Take every line from the listing below that includes "Lemmi" and copy it.

Figure record listings
■ ■ ■ ■ ■

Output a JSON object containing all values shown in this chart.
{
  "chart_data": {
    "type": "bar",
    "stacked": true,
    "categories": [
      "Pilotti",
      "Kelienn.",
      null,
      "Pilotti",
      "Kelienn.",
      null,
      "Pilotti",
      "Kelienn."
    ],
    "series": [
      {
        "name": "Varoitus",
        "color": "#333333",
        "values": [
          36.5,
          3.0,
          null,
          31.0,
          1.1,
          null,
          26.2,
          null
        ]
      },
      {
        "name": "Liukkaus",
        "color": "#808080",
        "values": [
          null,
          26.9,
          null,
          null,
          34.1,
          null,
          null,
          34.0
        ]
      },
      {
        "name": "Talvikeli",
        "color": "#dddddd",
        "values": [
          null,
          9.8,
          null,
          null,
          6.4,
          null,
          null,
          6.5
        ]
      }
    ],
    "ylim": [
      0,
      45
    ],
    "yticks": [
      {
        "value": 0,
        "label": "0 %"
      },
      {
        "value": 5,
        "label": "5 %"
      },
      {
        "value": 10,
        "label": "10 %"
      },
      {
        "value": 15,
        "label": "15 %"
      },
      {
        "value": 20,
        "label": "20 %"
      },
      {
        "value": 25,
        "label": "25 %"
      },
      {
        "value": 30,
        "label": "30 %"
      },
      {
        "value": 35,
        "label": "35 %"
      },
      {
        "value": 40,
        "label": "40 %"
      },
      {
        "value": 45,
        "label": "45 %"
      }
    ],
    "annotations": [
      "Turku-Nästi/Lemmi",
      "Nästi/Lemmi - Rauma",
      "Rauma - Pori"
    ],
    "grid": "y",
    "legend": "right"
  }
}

■ ■ ■ ■ ■

■ SOLUTION TO THIS PROBLEM ■
      "Turku-Nästi/Lemmi",
      "Nästi/Lemmi - Rauma",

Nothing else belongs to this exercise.